▸ **Task brief**: Each line below should be reproduced without any alteration.

[Collection entries]
-.-.-

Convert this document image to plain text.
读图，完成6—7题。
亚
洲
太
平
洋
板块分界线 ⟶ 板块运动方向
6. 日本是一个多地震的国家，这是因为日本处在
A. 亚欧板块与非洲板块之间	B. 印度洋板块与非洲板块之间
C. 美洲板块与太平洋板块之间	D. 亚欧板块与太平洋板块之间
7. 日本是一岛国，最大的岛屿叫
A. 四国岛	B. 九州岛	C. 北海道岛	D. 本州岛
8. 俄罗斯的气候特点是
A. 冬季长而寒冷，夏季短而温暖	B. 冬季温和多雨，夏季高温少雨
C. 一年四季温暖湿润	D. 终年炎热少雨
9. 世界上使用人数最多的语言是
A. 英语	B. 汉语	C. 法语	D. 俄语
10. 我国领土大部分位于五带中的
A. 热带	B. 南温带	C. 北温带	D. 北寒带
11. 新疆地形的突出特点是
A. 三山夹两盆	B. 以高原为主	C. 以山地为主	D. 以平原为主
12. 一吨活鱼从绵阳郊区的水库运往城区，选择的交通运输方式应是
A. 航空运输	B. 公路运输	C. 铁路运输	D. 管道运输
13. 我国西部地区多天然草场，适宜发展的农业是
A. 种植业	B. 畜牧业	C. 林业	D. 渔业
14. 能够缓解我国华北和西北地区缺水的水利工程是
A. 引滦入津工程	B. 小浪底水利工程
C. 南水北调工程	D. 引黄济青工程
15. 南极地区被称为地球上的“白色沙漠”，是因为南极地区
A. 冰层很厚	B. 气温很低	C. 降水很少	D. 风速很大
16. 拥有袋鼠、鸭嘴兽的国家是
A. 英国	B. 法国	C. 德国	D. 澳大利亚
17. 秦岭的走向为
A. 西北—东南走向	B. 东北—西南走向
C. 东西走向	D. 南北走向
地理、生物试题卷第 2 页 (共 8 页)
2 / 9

-.-.-

▸ **Response below**:
Convert this document image to plain text.
读图，完成6—7题。
亚
洲
太
平
洋
板块分界线 ⟶ 板块运动方向
6. 日本是一个多地震的国家，这是因为日本处在
A. 亚欧板块与非洲板块之间	B. 印度洋板块与非洲板块之间
C. 美洲板块与太平洋板块之间	D. 亚欧板块与太平洋板块之间
7. 日本是一岛国，最大的岛屿叫
A. 四国岛	B. 九州岛	C. 北海道岛	D. 本州岛
8. 俄罗斯的气候特点是
A. 冬季长而寒冷，夏季短而温暖	B. 冬季温和多雨，夏季高温少雨
C. 一年四季温暖湿润	D. 终年炎热少雨
9. 世界上使用人数最多的语言是
A. 英语	B. 汉语	C. 法语	D. 俄语
10. 我国领土大部分位于五带中的
A. 热带	B. 南温带	C. 北温带	D. 北寒带
11. 新疆地形的突出特点是
A. 三山夹两盆	B. 以高原为主	C. 以山地为主	D. 以平原为主
12. 一吨活鱼从绵阳郊区的水库运往城区，选择的交通运输方式应是
A. 航空运输	B. 公路运输	C. 铁路运输	D. 管道运输
13. 我国西部地区多天然草场，适宜发展的农业是
A. 种植业	B. 畜牧业	C. 林业	D. 渔业
14. 能够缓解我国华北和西北地区缺水的水利工程是
A. 引滦入津工程	B. 小浪底水利工程
C. 南水北调工程	D. 引黄济青工程
15. 南极地区被称为地球上的“白色沙漠”，是因为南极地区
A. 冰层很厚	B. 气温很低	C. 降水很少	D. 风速很大
16. 拥有袋鼠、鸭嘴兽的国家是
A. 英国	B. 法国	C. 德国	D. 澳大利亚
17. 秦岭的走向为
A. 西北—东南走向	B. 东北—西南走向
C. 东西走向	D. 南北走向
地理、生物试题卷第 2 页 (共 8 页)
2 / 9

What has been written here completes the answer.